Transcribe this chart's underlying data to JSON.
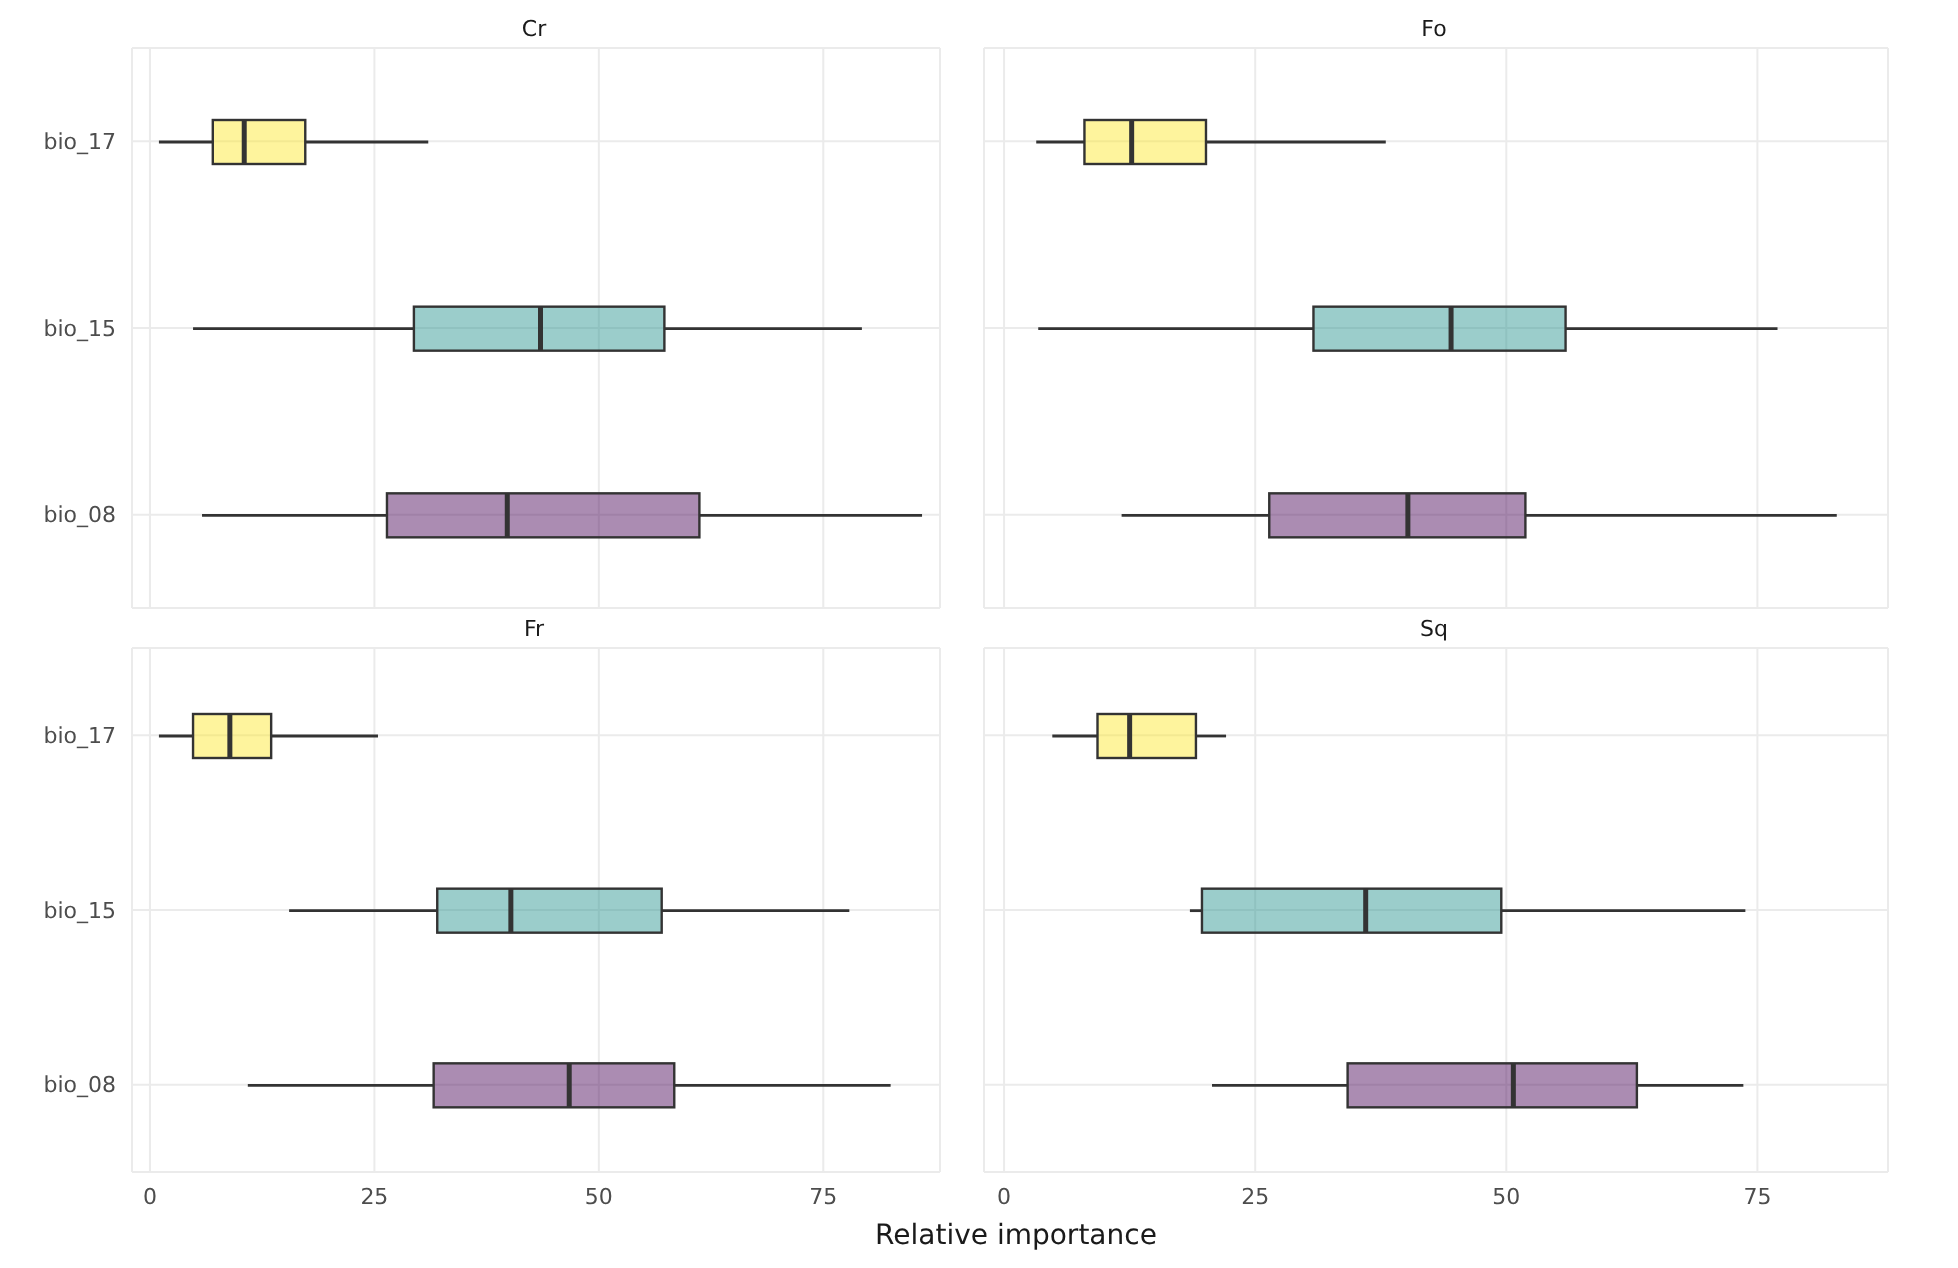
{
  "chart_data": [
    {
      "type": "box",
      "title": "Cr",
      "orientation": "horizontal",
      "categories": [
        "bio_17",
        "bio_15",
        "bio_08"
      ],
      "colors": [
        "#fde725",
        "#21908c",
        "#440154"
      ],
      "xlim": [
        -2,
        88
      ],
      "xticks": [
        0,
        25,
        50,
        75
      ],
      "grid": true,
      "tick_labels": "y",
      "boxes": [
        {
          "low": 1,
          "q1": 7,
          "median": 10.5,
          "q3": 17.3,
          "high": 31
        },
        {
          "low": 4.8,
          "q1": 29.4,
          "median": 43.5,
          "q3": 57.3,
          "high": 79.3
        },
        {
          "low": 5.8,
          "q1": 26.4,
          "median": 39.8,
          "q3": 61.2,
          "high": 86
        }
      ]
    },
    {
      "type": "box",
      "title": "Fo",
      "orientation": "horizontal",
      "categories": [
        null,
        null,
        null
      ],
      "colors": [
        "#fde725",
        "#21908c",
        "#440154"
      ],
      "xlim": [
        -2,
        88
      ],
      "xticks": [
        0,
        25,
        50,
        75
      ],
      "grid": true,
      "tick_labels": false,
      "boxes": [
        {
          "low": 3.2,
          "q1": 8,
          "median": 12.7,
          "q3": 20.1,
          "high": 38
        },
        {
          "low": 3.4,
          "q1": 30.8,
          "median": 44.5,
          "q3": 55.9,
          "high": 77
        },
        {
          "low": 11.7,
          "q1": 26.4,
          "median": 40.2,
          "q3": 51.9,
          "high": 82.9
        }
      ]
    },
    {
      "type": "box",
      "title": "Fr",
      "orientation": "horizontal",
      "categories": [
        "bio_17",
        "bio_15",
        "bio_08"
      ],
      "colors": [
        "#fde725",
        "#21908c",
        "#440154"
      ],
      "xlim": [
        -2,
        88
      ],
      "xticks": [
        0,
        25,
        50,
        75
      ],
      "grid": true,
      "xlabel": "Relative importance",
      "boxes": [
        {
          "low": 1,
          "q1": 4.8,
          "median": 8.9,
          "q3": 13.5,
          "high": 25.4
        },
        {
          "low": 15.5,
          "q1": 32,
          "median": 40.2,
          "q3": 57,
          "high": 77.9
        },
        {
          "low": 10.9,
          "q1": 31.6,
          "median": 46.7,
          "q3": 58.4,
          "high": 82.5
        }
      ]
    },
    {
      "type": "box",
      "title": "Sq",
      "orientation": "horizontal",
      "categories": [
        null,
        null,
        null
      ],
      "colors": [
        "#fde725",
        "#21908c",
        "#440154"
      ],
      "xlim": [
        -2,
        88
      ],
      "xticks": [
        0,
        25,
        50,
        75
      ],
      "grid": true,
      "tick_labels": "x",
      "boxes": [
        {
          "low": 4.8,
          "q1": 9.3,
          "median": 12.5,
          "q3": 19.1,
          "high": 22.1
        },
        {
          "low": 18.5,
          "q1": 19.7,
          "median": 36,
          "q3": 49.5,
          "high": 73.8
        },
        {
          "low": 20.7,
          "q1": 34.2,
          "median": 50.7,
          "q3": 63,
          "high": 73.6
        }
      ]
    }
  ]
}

::::::::::

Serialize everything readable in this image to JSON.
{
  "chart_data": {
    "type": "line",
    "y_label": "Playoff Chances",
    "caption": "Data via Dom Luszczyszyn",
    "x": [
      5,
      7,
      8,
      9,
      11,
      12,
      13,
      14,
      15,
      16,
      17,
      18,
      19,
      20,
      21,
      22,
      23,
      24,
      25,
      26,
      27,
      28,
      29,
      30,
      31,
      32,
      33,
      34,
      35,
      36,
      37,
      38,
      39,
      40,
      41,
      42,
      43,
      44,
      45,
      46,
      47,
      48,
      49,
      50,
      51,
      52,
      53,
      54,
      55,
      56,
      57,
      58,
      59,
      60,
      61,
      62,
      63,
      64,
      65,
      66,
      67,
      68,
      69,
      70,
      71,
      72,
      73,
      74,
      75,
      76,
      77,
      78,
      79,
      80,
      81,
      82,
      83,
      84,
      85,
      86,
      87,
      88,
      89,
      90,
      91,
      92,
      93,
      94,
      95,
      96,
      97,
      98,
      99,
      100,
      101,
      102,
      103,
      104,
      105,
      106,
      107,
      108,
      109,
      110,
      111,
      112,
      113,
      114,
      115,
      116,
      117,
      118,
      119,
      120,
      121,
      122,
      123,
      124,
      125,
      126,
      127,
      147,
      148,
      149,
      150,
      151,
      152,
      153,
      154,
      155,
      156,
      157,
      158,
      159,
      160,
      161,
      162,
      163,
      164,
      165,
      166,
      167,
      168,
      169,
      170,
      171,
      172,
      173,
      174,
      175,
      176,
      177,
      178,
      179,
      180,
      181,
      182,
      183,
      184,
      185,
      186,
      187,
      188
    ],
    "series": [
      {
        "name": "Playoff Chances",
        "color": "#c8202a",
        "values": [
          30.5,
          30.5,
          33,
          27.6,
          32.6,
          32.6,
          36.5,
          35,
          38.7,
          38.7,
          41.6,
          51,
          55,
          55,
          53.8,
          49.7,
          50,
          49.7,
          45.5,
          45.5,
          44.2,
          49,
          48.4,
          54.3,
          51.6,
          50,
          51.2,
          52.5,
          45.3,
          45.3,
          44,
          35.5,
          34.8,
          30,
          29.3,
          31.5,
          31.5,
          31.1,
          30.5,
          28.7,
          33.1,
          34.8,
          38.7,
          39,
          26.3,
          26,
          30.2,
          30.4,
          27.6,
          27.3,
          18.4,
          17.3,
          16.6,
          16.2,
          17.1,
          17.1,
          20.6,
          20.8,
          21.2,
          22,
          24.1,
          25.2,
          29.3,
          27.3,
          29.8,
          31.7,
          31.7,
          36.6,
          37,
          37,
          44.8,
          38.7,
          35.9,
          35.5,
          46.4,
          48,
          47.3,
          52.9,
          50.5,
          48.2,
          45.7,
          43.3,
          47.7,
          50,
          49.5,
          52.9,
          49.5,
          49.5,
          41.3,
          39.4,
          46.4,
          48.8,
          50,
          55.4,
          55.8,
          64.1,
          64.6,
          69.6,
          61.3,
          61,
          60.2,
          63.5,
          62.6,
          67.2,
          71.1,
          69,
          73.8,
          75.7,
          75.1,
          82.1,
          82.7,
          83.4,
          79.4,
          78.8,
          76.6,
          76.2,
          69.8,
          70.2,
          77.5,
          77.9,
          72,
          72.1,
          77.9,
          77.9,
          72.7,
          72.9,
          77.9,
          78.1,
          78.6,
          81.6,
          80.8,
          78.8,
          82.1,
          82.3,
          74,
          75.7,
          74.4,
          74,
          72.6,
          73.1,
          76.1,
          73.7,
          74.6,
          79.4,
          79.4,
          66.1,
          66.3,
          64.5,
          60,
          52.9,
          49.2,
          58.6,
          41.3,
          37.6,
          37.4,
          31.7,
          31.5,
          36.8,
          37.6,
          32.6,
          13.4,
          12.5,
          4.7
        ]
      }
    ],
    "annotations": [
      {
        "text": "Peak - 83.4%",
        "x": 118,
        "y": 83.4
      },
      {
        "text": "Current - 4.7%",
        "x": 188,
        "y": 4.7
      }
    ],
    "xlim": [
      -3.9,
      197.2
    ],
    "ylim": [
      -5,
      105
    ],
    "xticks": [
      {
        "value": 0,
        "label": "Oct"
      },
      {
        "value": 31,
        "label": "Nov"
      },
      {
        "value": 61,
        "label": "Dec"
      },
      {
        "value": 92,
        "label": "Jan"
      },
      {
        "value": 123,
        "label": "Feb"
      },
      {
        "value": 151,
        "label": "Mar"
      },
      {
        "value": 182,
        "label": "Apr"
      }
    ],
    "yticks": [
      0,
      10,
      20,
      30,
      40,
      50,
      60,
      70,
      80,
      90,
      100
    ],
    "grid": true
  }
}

::::::::::

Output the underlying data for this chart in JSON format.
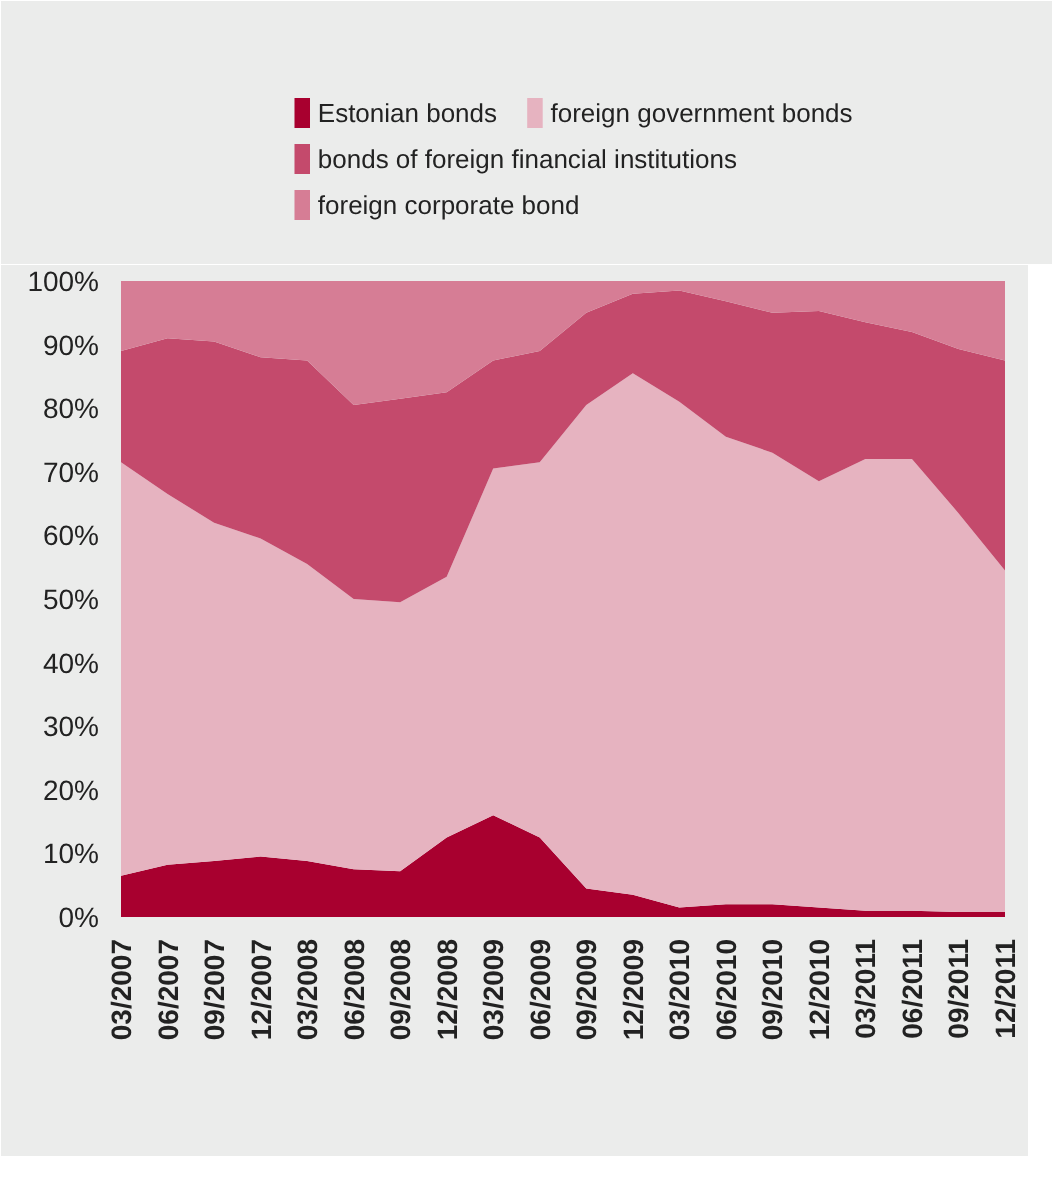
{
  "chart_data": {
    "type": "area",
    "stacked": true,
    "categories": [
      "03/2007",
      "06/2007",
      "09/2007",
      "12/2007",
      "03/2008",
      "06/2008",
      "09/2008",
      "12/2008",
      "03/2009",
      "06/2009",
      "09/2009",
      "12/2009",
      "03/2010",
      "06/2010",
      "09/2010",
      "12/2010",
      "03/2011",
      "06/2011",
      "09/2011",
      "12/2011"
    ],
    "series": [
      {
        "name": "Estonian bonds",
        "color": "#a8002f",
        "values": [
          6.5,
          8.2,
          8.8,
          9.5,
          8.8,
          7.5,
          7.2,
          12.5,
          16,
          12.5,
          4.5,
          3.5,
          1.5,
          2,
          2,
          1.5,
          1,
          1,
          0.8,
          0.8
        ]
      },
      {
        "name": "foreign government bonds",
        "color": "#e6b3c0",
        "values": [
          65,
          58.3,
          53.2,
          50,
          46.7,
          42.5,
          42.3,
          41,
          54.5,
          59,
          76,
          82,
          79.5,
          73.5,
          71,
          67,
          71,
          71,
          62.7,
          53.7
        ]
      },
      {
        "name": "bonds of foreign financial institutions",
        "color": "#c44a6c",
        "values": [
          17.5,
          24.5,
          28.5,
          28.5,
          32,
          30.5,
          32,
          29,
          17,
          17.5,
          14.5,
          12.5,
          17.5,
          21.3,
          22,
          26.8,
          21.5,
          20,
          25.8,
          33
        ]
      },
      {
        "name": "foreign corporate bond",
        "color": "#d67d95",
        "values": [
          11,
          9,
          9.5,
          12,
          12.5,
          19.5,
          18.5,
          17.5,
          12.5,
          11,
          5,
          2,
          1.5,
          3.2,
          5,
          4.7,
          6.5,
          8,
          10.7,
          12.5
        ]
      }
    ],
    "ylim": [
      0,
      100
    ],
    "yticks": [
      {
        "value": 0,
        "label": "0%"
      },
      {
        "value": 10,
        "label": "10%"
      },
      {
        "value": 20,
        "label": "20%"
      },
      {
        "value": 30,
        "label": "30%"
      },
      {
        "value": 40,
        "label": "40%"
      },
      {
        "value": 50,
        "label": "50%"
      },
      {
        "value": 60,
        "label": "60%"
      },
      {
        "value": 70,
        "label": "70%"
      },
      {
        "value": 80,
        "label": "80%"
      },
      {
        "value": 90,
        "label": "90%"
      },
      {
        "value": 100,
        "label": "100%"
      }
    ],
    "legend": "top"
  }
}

::::::::::

**Aim of the task:** State how many lines of the listing above hold the word "bonds", with nothing but the number.

**Final result:** 3